======== Reading passage ========

Vitamin A deficiency and the embryo
Soon after, in the 1930s, similar dietary deprivation studies were performed with a view to asking what happens to the embryo when vitamin A is removed. In fact vitamin deficiencies, and most dramatically deficiencies of vitamin A, were the first dietary means of producing congenital malformations of the embryo. Most of these experiments were done with farm animals and the first report of this type of experiment was that a litter of pigs were born with no eyes at all.2Subsequently it was shown that a wide range of embryonic defects were apparent in the vitamin A deficient embryos of sheep, cattle, rabbits, rats, and humans.3 These defects include the central nervous system (hydrocephalus, spina bifida), eyes (anophthalmia, microphthalmia), face (harelip, cleft palate), dentition, ear (accessory ears, otosclerosis) limb, urinogenital system (cryptorchidism, ectopic ovaries, pseudohermaphrotisism, renal defects), skin (subcutaneous cysts), lungs (hypoplasia), and heart (incomplete ventricular septation, spongy myocardium, aortic arch defects, aorticopulmonary septal defects, valvulus communis). Clearly, the developing embryo crucially requires vitamin A for the proper development of a whole range of its organ systems.
Vitamin A excess and the embryo
It was not long after these experiments that the opposite ones were done—feeding vitamin A metabolites, and retinoic acid in particular, in excess to pregnant mammals.4 This too produced a spectrum of abnormalities, which in many respects showed remarkable similarities to those generated by a lack of vitamin A. These defects include the central nervous system (hydrocephalus, anencephaly, exencephaly, spina bifida), eyes (anophthalmia, microphthalmia, defects of the retina), face (harelip, cleft palate, brachygnathia, hypoplastic maxilla), dentition, ear (absent or deformed), limb (phocomelia), urinogenital system (hypoplastic kidney, polycystic kidney, absent/hypoplastic genitalia), heart (incomplete ventricular septation, transposition of the great vessels, double aortic arch, hypoplastic aortic valves), thyroid gland (hypoplasia), and the axial skeleton (vertebral and rib fusions, extra vertebrae and ribs, hypoplastic tail). Several of these abnormalities have also been seen in humans due to the taking of Accutane (13-cis-retinoic acid) while inadvertently being pregnant.5
In the last 10 years these sorts of detailed analyses of abnormal embryos have been revisited for two reasons. The first is because we now have a range of anatomically specific molecular markers which we can use to find out precisely what has changed in embryos which are either vitamin A deficient or have been treated with excess vitamin A. The results of these experiments are very surprising and exciting. Secondly, we have learned a great deal about the molecular biology of how vitamin A is made and how it acts within cells, and the defects caused by vitamin A deprivation have now been recapitulated in mice made mutant for the retinoic acid receptors.

======== Provided records ========

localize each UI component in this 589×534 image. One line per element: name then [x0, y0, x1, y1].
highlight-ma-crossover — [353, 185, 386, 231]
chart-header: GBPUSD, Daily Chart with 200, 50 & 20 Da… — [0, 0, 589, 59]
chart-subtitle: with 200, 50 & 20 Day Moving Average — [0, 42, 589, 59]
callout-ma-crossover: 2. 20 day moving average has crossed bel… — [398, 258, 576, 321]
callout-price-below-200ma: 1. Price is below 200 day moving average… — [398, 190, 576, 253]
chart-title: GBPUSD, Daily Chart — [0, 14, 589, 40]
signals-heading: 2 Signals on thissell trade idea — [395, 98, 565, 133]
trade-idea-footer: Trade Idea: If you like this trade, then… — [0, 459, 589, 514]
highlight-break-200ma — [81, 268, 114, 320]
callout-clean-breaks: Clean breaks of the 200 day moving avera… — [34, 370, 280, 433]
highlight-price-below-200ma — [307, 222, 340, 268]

========

■ **Exercise instructions**
According to the text on vitamin A and the embryo, what did the first report of a vitamin A deprivation experiment in farm animals describe?

■ **Answer box**
A litter of pigs born with no eyes at all.